Instruction
Copy the data exactly as it appears, and do not include any pictures.

Input
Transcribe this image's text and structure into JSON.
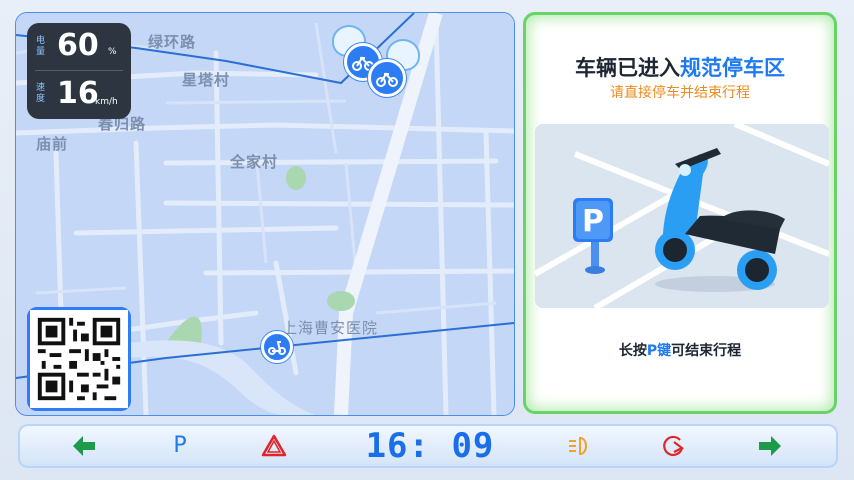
{
  "hud": {
    "battery_label": "电量",
    "battery_value": "60",
    "battery_unit": "%",
    "speed_label": "速度",
    "speed_value": "16",
    "speed_unit": "km/h"
  },
  "map": {
    "labels": {
      "road_lvhuan": "绿环路",
      "xingta": "星塔村",
      "chungui": "春归路",
      "miaoqian": "庙前",
      "quanjia": "全家村",
      "hospital": "上海曹安医院"
    }
  },
  "notice": {
    "title_prefix": "车辆已进入",
    "title_highlight": "规范停车区",
    "subtitle": "请直接停车并结束行程",
    "foot_prefix": "长按",
    "foot_highlight": "P键",
    "foot_suffix": "可结束行程"
  },
  "status_bar": {
    "left_arrow_icon": "arrow-left-icon",
    "parking_glyph": "P",
    "hazard_icon": "hazard-triangle-icon",
    "time": "16: 09",
    "headlight_icon": "headlight-icon",
    "ready_icon": "ready-power-icon",
    "right_arrow_icon": "arrow-right-icon",
    "colors": {
      "arrow": "#1f9a4b",
      "parking": "#1e7af0",
      "hazard": "#e0242a",
      "clock": "#1a6fe8",
      "headlight": "#f3a12a",
      "ready": "#e0242a"
    }
  }
}
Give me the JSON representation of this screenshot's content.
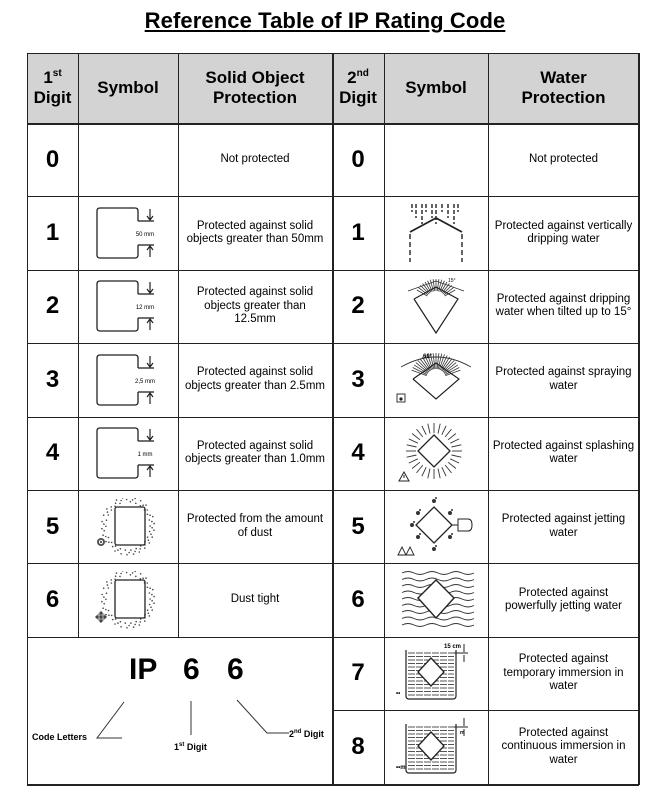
{
  "title": "Reference Table of IP Rating Code",
  "headers": {
    "first_digit": {
      "num": "1",
      "sup": "st",
      "label": "Digit"
    },
    "symbol_left": "Symbol",
    "solid": {
      "line1": "Solid Object",
      "line2": "Protection"
    },
    "second_digit": {
      "num": "2",
      "sup": "nd",
      "label": "Digit"
    },
    "symbol_right": "Symbol",
    "water": {
      "line1": "Water",
      "line2": "Protection"
    }
  },
  "solid_rows": [
    {
      "digit": "0",
      "symbol": "none",
      "description": "Not protected"
    },
    {
      "digit": "1",
      "symbol": "box-gap-icon",
      "gap_label": "50 mm",
      "description": "Protected against solid objects greater than 50mm"
    },
    {
      "digit": "2",
      "symbol": "box-gap-icon",
      "gap_label": "12 mm",
      "description": "Protected against solid objects greater than 12.5mm"
    },
    {
      "digit": "3",
      "symbol": "box-gap-icon",
      "gap_label": "2,5 mm",
      "description": "Protected against solid objects greater than 2.5mm"
    },
    {
      "digit": "4",
      "symbol": "box-gap-icon",
      "gap_label": "1 mm",
      "description": "Protected against solid objects greater than 1.0mm"
    },
    {
      "digit": "5",
      "symbol": "dust-protected-icon",
      "description": "Protected from the amount of dust"
    },
    {
      "digit": "6",
      "symbol": "dust-tight-icon",
      "description": "Dust tight"
    }
  ],
  "water_rows": [
    {
      "digit": "0",
      "symbol": "none",
      "description": "Not protected"
    },
    {
      "digit": "1",
      "symbol": "vertical-drip-icon",
      "description": "Protected against vertically dripping water"
    },
    {
      "digit": "2",
      "symbol": "tilted-drip-icon",
      "angle_label": "15°",
      "description": "Protected against dripping water when tilted up to 15°"
    },
    {
      "digit": "3",
      "symbol": "spray-icon",
      "angle_label": "60°",
      "description": "Protected against spraying water"
    },
    {
      "digit": "4",
      "symbol": "splash-icon",
      "description": "Protected against splashing water"
    },
    {
      "digit": "5",
      "symbol": "jet-icon",
      "description": "Protected against jetting water"
    },
    {
      "digit": "6",
      "symbol": "powerful-jet-icon",
      "description": "Protected against powerfully jetting water"
    },
    {
      "digit": "7",
      "symbol": "temporary-immersion-icon",
      "depth_label": "15 cm",
      "description": "Protected against temporary immersion in water"
    },
    {
      "digit": "8",
      "symbol": "continuous-immersion-icon",
      "depth_label": "m",
      "description": "Protected against continuous immersion in water"
    }
  ],
  "ip_example": {
    "letters": "IP",
    "first": "6",
    "second": "6",
    "code_letters_label": "Code Letters",
    "first_label": {
      "num": "1",
      "sup": "st",
      "text": "Digit"
    },
    "second_label": {
      "num": "2",
      "sup": "nd",
      "text": "Digit"
    }
  }
}
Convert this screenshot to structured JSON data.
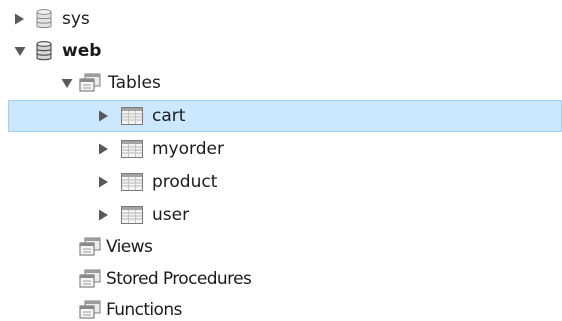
{
  "navigator": {
    "colors": {
      "selection_background": "#cce8ff",
      "selection_border": "#99d1ff",
      "expander": "#595959"
    },
    "schemas": [
      {
        "name": "sys",
        "expanded": false,
        "active": false,
        "icon": "database-icon"
      },
      {
        "name": "web",
        "expanded": true,
        "active": true,
        "icon": "database-icon",
        "groups": {
          "tables": {
            "label": "Tables",
            "expanded": true,
            "icon": "folder-tables-icon",
            "items": [
              {
                "name": "cart",
                "selected": true,
                "icon": "table-icon"
              },
              {
                "name": "myorder",
                "selected": false,
                "icon": "table-icon"
              },
              {
                "name": "product",
                "selected": false,
                "icon": "table-icon"
              },
              {
                "name": "user",
                "selected": false,
                "icon": "table-icon"
              }
            ]
          },
          "views": {
            "label": "Views",
            "icon": "folder-views-icon"
          },
          "stored_procedures": {
            "label": "Stored Procedures",
            "icon": "folder-procedures-icon"
          },
          "functions": {
            "label": "Functions",
            "icon": "folder-functions-icon"
          }
        }
      }
    ]
  }
}
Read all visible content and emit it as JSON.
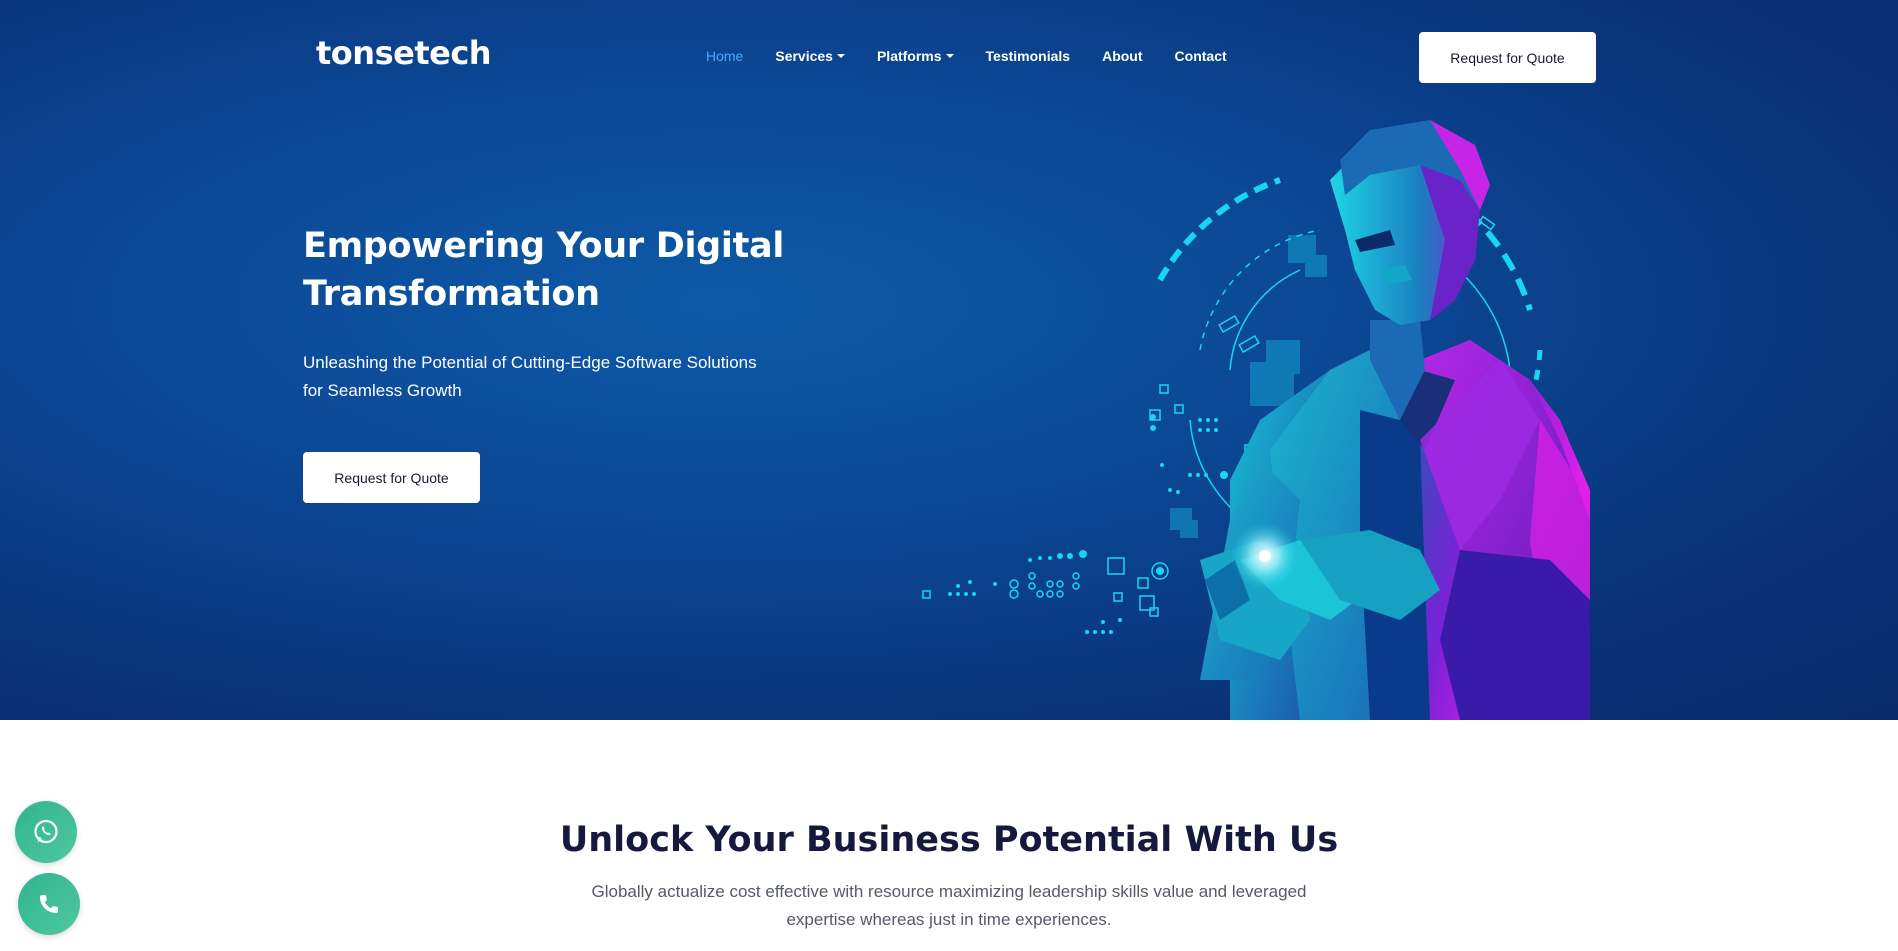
{
  "brand": {
    "name": "tonsetech"
  },
  "nav": {
    "items": [
      {
        "label": "Home",
        "active": true,
        "dropdown": false
      },
      {
        "label": "Services",
        "active": false,
        "dropdown": true
      },
      {
        "label": "Platforms",
        "active": false,
        "dropdown": true
      },
      {
        "label": "Testimonials",
        "active": false,
        "dropdown": false
      },
      {
        "label": "About",
        "active": false,
        "dropdown": false
      },
      {
        "label": "Contact",
        "active": false,
        "dropdown": false
      }
    ],
    "cta_label": "Request for Quote"
  },
  "hero": {
    "title": "Empowering Your Digital Transformation",
    "subtitle": "Unleashing the Potential of Cutting-Edge Software Solutions for Seamless Growth",
    "cta_label": "Request for Quote",
    "illustration_icon": "man-with-phone-illustration"
  },
  "section": {
    "title": "Unlock Your Business Potential With Us",
    "subtitle": "Globally actualize cost effective with resource maximizing leadership skills value and leveraged expertise whereas just in time experiences."
  },
  "floating": {
    "whatsapp_icon": "whatsapp-icon",
    "phone_icon": "phone-icon"
  },
  "colors": {
    "hero_bg": "#0b4693",
    "active_nav": "#4aa8ff",
    "heading_dark": "#15193d",
    "float_green": "#2fb58e",
    "accent_cyan": "#19d6f0",
    "accent_magenta": "#e020e8"
  }
}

Answer
Transcribe this image's text and structure into JSON.
{
  "hud": {
    "battery_label": "电量",
    "battery_value": "60",
    "battery_unit": "%",
    "speed_label": "速度",
    "speed_value": "16",
    "speed_unit": "km/h"
  },
  "map": {
    "labels": {
      "road_lvhuan": "绿环路",
      "xingta": "星塔村",
      "chungui": "春归路",
      "miaoqian": "庙前",
      "quanjia": "全家村",
      "hospital": "上海曹安医院"
    }
  },
  "notice": {
    "title_prefix": "车辆已进入",
    "title_highlight": "规范停车区",
    "subtitle": "请直接停车并结束行程",
    "foot_prefix": "长按",
    "foot_highlight": "P键",
    "foot_suffix": "可结束行程"
  },
  "status_bar": {
    "left_arrow_icon": "arrow-left-icon",
    "parking_glyph": "P",
    "hazard_icon": "hazard-triangle-icon",
    "time": "16: 09",
    "headlight_icon": "headlight-icon",
    "ready_icon": "ready-power-icon",
    "right_arrow_icon": "arrow-right-icon",
    "colors": {
      "arrow": "#1f9a4b",
      "parking": "#1e7af0",
      "hazard": "#e0242a",
      "clock": "#1a6fe8",
      "headlight": "#f3a12a",
      "ready": "#e0242a"
    }
  }
}
Give me the JSON representation of this screenshot's content.
{
  "title": "Reference Table of IP Rating Code",
  "headers": {
    "first_digit": {
      "num": "1",
      "sup": "st",
      "label": "Digit"
    },
    "symbol_left": "Symbol",
    "solid": {
      "line1": "Solid Object",
      "line2": "Protection"
    },
    "second_digit": {
      "num": "2",
      "sup": "nd",
      "label": "Digit"
    },
    "symbol_right": "Symbol",
    "water": {
      "line1": "Water",
      "line2": "Protection"
    }
  },
  "solid_rows": [
    {
      "digit": "0",
      "symbol": "none",
      "description": "Not protected"
    },
    {
      "digit": "1",
      "symbol": "box-gap-icon",
      "gap_label": "50 mm",
      "description": "Protected against solid objects greater than 50mm"
    },
    {
      "digit": "2",
      "symbol": "box-gap-icon",
      "gap_label": "12 mm",
      "description": "Protected against solid objects greater than 12.5mm"
    },
    {
      "digit": "3",
      "symbol": "box-gap-icon",
      "gap_label": "2,5 mm",
      "description": "Protected against solid objects greater than 2.5mm"
    },
    {
      "digit": "4",
      "symbol": "box-gap-icon",
      "gap_label": "1 mm",
      "description": "Protected against solid objects greater than 1.0mm"
    },
    {
      "digit": "5",
      "symbol": "dust-protected-icon",
      "description": "Protected from the amount of dust"
    },
    {
      "digit": "6",
      "symbol": "dust-tight-icon",
      "description": "Dust tight"
    }
  ],
  "water_rows": [
    {
      "digit": "0",
      "symbol": "none",
      "description": "Not protected"
    },
    {
      "digit": "1",
      "symbol": "vertical-drip-icon",
      "description": "Protected against vertically dripping water"
    },
    {
      "digit": "2",
      "symbol": "tilted-drip-icon",
      "angle_label": "15°",
      "description": "Protected against dripping water when tilted up to 15°"
    },
    {
      "digit": "3",
      "symbol": "spray-icon",
      "angle_label": "60°",
      "description": "Protected against spraying water"
    },
    {
      "digit": "4",
      "symbol": "splash-icon",
      "description": "Protected against splashing water"
    },
    {
      "digit": "5",
      "symbol": "jet-icon",
      "description": "Protected against jetting water"
    },
    {
      "digit": "6",
      "symbol": "powerful-jet-icon",
      "description": "Protected against powerfully jetting water"
    },
    {
      "digit": "7",
      "symbol": "temporary-immersion-icon",
      "depth_label": "15 cm",
      "description": "Protected against temporary immersion in water"
    },
    {
      "digit": "8",
      "symbol": "continuous-immersion-icon",
      "depth_label": "m",
      "description": "Protected against continuous immersion in water"
    }
  ],
  "ip_example": {
    "letters": "IP",
    "first": "6",
    "second": "6",
    "code_letters_label": "Code Letters",
    "first_label": {
      "num": "1",
      "sup": "st",
      "text": "Digit"
    },
    "second_label": {
      "num": "2",
      "sup": "nd",
      "text": "Digit"
    }
  }
}
Convert this screenshot to structured JSON data.
{
  "navigator": {
    "colors": {
      "selection_background": "#cce8ff",
      "selection_border": "#99d1ff",
      "expander": "#595959"
    },
    "schemas": [
      {
        "name": "sys",
        "expanded": false,
        "active": false,
        "icon": "database-icon"
      },
      {
        "name": "web",
        "expanded": true,
        "active": true,
        "icon": "database-icon",
        "groups": {
          "tables": {
            "label": "Tables",
            "expanded": true,
            "icon": "folder-tables-icon",
            "items": [
              {
                "name": "cart",
                "selected": true,
                "icon": "table-icon"
              },
              {
                "name": "myorder",
                "selected": false,
                "icon": "table-icon"
              },
              {
                "name": "product",
                "selected": false,
                "icon": "table-icon"
              },
              {
                "name": "user",
                "selected": false,
                "icon": "table-icon"
              }
            ]
          },
          "views": {
            "label": "Views",
            "icon": "folder-views-icon"
          },
          "stored_procedures": {
            "label": "Stored Procedures",
            "icon": "folder-procedures-icon"
          },
          "functions": {
            "label": "Functions",
            "icon": "folder-functions-icon"
          }
        }
      }
    ]
  }
}
Read all visible content and emit it as JSON.
{
  "brand": {
    "name": "tonsetech"
  },
  "nav": {
    "items": [
      {
        "label": "Home",
        "active": true,
        "dropdown": false
      },
      {
        "label": "Services",
        "active": false,
        "dropdown": true
      },
      {
        "label": "Platforms",
        "active": false,
        "dropdown": true
      },
      {
        "label": "Testimonials",
        "active": false,
        "dropdown": false
      },
      {
        "label": "About",
        "active": false,
        "dropdown": false
      },
      {
        "label": "Contact",
        "active": false,
        "dropdown": false
      }
    ],
    "cta_label": "Request for Quote"
  },
  "hero": {
    "title": "Empowering Your Digital Transformation",
    "subtitle": "Unleashing the Potential of Cutting-Edge Software Solutions for Seamless Growth",
    "cta_label": "Request for Quote",
    "illustration_icon": "man-with-phone-illustration"
  },
  "section": {
    "title": "Unlock Your Business Potential With Us",
    "subtitle": "Globally actualize cost effective with resource maximizing leadership skills value and leveraged expertise whereas just in time experiences."
  },
  "floating": {
    "whatsapp_icon": "whatsapp-icon",
    "phone_icon": "phone-icon"
  },
  "colors": {
    "hero_bg": "#0b4693",
    "active_nav": "#4aa8ff",
    "heading_dark": "#15193d",
    "float_green": "#2fb58e",
    "accent_cyan": "#19d6f0",
    "accent_magenta": "#e020e8"
  }
}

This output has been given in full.